╭─ Source text

Thus T.S. Eliot in my favourite poem, Little Gidding and thus, I think, tradition in the Church. If we hold the same faith as our ancestors, that has to be the case, but we know that the Spirit moves in the Church, he did not stop moving at some point in the past, and so, as Newman among others pointed out, we also have change, or if you like, development occurs. If we are the same Church, then what the Apostles said in Acts remains true: “it has seemed good to the Holy Spirit and to us.” In short, tradition cannot be just conserving what was done in the past. If that were so there would be twelve bishops, all Jewish and all men – when there are more than twelve bishops, few of them Jewish and, at least in some traditions such as my own, not all of them men. It’s easy (which is why it happens so often) to attribute this to reckless modernists wanting to change because society has changed. It may be the case that some people fit that bill, but what about those of us who in many senses consider ourselves on the conservative and sacramental wing of our tradition? This is what I want to examine here, and that involves trying to say something about tradition first.

My own Church, and I think all others I know, agree on a starting point, which is that Scripture comes first, nothing which on the other parts of the tripod rest, that is tradition and reason, can stand if it contradicts Scripture, but we have to be careful that tradition does not become an excuse for giving our own reason extra weight. As anyone who has engaged in discussions in this area knows, there is an awful lot of what passes for tradition that gets quoted out of context. We must always be careful both to give tradition its place, but to beware the temptation to take the existing church in our time and its teachings as the whole of tradition. As Hans Kung put it:

At Trent tradition ousted Scripture, at vatican I real historical tradition was in turn ousted by the present magisterium of the church. Trent said that tradition shows what Scripture teaches; Vatican I said that the Church teaches what tradition is. The ‘teaching of the Church’, understood in this way, and hence the Church itself was made identical with the tradition of Christ. [Kung, The Church, 1967]

This view has not been accepted by any other Christian tradition because to them it seems to give too much weight to the Church. Anglicans take a more measured view. “We cannot separate the the Bible from the Church which recognised it and preserved it. The Divine Book and the Divine Society are the two factors of the one Revelation – each checking the other.” [H.P. Liddon, quoted in H.R MacAdoo, Anglicans and Tradition, 1997] The Church has the right to change things as long as nothing is done that contradicts Scripture. According to Article XXXIV

IT is not necessary that Traditions and Ceremonies be in all places one, and utterly like; for at all times they have been divers, and may be changed according to the diversities of countries, times, and men’s manners, so that nothing be ordained against God’s Word.

╰─
╭─ Given records

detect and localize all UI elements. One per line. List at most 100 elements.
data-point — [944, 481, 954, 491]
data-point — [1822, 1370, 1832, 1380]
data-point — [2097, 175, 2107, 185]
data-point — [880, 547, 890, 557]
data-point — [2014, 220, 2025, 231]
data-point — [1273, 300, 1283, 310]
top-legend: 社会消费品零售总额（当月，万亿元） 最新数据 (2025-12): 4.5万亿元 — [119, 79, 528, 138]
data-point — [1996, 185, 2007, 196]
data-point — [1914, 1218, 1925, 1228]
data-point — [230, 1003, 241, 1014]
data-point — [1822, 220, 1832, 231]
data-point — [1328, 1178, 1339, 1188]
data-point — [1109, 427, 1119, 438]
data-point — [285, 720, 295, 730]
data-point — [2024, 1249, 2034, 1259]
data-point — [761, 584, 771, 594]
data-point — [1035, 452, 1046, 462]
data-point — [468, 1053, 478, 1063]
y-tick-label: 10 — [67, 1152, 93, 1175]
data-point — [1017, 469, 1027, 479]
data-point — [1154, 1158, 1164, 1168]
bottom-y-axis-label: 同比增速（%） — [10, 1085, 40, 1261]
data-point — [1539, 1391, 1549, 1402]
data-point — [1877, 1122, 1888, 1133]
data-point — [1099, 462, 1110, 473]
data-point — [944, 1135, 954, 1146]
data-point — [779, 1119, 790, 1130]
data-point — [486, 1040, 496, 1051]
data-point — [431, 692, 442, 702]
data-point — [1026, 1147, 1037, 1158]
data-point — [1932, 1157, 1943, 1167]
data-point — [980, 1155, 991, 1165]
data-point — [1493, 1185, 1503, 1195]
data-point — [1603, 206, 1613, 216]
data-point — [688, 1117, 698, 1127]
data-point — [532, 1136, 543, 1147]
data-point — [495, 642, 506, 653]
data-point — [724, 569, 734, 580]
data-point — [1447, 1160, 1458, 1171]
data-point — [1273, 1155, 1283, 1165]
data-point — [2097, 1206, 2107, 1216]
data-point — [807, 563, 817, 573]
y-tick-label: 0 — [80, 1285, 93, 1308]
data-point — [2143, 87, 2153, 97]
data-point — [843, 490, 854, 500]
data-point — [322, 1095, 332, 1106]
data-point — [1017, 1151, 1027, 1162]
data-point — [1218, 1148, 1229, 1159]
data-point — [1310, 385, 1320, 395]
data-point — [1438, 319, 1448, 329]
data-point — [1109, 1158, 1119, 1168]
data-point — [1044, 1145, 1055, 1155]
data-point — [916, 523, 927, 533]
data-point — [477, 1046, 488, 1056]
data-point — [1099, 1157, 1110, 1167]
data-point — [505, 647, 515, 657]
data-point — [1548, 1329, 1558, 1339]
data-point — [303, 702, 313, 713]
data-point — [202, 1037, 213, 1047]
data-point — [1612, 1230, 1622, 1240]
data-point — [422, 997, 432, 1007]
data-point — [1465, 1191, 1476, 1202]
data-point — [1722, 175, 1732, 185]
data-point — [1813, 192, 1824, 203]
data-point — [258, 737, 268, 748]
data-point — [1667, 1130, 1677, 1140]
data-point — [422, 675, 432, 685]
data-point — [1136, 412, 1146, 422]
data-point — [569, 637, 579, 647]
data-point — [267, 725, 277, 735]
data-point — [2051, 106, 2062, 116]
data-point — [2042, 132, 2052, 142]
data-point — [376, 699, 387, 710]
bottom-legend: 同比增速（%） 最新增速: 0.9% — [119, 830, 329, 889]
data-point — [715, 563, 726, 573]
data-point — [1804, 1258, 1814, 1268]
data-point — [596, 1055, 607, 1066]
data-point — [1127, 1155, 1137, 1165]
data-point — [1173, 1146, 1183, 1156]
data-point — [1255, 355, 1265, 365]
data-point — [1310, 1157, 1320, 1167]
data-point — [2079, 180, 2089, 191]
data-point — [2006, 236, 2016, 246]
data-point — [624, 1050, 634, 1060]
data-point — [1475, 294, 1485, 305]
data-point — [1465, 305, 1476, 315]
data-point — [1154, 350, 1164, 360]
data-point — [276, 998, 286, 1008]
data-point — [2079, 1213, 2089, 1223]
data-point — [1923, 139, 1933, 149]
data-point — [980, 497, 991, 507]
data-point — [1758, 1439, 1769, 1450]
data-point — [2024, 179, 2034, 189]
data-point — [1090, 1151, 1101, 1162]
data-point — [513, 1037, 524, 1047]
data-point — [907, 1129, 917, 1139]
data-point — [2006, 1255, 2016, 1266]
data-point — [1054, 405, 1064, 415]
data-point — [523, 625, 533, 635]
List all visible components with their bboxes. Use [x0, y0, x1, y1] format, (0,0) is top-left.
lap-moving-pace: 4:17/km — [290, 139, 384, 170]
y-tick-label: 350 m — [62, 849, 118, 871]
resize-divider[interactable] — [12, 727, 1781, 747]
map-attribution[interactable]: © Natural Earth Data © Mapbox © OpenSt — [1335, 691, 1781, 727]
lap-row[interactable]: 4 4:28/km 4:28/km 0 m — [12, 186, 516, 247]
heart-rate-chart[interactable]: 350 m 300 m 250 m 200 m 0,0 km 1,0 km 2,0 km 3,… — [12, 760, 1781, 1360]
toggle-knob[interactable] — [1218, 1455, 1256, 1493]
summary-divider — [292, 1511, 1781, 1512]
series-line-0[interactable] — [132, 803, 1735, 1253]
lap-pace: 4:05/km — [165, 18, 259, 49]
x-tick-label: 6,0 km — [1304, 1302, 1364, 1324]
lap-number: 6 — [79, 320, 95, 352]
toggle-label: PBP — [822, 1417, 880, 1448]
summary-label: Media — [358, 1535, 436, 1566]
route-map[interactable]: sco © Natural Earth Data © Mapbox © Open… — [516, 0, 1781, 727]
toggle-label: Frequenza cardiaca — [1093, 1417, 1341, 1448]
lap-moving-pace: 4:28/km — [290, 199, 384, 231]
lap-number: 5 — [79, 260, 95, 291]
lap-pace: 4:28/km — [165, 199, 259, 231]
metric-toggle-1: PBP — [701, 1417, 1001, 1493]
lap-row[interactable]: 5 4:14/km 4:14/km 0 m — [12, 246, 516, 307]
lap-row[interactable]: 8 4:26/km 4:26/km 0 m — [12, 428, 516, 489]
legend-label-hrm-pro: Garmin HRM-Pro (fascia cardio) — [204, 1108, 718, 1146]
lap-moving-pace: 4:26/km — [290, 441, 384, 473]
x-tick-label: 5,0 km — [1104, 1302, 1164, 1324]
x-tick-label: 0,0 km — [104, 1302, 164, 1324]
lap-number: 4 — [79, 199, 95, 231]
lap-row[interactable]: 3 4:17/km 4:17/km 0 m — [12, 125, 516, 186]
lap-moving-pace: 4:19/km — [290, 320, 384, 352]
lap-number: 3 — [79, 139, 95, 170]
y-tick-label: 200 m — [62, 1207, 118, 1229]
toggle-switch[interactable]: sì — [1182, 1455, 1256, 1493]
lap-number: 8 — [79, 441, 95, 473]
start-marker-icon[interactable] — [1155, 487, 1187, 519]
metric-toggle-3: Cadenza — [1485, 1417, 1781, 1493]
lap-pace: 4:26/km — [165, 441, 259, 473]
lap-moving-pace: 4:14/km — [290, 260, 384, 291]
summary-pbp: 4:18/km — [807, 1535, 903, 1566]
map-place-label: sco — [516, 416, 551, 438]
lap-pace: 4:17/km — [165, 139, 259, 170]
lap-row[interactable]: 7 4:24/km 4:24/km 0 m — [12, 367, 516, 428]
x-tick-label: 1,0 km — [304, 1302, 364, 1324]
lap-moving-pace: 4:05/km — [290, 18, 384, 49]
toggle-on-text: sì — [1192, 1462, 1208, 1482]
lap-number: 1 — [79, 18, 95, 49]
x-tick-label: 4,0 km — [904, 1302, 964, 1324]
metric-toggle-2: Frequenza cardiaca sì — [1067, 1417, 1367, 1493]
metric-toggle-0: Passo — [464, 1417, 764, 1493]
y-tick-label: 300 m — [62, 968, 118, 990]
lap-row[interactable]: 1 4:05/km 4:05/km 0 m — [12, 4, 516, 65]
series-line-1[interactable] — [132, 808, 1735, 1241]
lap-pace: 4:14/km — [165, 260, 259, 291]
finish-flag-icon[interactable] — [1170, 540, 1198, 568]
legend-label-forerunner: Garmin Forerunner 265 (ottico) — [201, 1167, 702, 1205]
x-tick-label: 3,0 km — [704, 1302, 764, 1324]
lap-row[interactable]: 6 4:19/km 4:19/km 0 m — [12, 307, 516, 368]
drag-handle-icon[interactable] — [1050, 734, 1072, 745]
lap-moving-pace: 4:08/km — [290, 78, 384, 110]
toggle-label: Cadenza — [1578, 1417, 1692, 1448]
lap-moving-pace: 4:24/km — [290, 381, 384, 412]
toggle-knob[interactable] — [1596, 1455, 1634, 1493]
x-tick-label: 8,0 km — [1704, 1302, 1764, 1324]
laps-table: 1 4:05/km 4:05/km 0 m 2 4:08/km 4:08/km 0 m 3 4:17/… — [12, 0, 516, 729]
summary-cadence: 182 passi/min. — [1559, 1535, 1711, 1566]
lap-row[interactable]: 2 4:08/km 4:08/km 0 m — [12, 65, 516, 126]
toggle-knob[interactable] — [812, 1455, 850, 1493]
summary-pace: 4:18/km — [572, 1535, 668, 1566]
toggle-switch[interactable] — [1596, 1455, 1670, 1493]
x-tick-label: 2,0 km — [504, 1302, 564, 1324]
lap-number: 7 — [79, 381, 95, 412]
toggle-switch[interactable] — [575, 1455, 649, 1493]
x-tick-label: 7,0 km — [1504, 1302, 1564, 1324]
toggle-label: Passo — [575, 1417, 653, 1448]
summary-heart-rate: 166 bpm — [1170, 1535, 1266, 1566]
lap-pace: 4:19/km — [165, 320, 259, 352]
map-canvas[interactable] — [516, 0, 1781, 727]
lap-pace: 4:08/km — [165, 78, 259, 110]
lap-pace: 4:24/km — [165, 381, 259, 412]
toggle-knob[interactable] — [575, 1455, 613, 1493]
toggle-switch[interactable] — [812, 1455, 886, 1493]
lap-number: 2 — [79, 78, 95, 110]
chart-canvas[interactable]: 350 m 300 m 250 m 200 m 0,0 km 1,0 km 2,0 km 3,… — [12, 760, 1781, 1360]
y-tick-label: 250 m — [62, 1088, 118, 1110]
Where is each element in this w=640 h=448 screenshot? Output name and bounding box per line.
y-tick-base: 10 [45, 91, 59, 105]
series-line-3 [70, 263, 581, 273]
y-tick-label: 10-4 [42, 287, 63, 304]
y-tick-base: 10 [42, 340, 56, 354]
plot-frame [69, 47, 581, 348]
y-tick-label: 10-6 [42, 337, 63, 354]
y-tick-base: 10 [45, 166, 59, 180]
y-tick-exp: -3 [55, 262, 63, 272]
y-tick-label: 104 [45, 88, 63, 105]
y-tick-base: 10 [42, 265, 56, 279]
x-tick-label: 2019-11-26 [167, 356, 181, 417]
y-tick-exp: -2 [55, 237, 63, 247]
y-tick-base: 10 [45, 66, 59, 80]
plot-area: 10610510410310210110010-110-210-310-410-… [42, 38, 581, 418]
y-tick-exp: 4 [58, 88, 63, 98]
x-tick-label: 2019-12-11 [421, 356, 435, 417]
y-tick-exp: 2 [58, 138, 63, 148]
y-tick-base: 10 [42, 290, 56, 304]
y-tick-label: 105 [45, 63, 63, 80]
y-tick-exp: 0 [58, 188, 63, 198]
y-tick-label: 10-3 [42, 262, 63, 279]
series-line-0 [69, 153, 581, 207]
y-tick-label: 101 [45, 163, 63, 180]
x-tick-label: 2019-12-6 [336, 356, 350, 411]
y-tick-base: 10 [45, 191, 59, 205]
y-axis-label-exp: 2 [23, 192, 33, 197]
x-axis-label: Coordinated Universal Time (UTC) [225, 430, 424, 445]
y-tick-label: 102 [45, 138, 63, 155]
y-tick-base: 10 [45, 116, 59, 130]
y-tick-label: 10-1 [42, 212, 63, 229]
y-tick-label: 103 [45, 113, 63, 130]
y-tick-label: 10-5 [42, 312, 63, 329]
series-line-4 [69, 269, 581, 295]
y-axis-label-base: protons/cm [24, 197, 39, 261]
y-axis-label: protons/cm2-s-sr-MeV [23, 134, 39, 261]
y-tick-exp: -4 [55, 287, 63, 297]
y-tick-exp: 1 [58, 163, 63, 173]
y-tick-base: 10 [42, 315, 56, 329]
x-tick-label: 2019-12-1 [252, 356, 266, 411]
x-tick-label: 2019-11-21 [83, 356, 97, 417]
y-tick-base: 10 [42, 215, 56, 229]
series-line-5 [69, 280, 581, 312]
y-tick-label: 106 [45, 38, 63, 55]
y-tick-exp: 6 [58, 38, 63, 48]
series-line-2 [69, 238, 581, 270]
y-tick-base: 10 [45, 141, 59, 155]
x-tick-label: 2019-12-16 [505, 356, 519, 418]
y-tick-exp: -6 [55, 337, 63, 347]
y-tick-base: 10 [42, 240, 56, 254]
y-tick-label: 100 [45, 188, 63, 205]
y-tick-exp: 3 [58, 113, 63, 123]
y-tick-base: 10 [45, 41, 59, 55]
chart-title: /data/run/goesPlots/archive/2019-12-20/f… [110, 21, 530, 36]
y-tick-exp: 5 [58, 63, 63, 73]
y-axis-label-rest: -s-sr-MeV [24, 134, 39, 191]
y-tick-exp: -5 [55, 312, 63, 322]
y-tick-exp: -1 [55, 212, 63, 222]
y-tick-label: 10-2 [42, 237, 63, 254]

╰─

List of tasks:
1. In the text on church tradition, which poem does the author name as a favorite?
2. Return, word for word, the part of the text on church tradition starting at "IT is not necessary" and ending at "against God’s Word.".
The data has no connection to the text on church tradition.

Solutions below:
1. Little Gidding, by T.S. Eliot.

2.
IT is not necessary that Traditions and Ceremonies be in all places one, and utterly like; for at all times they have been divers, and may be changed according to the diversities of countries, times, and men’s manners, so that nothing be ordained against God’s Word.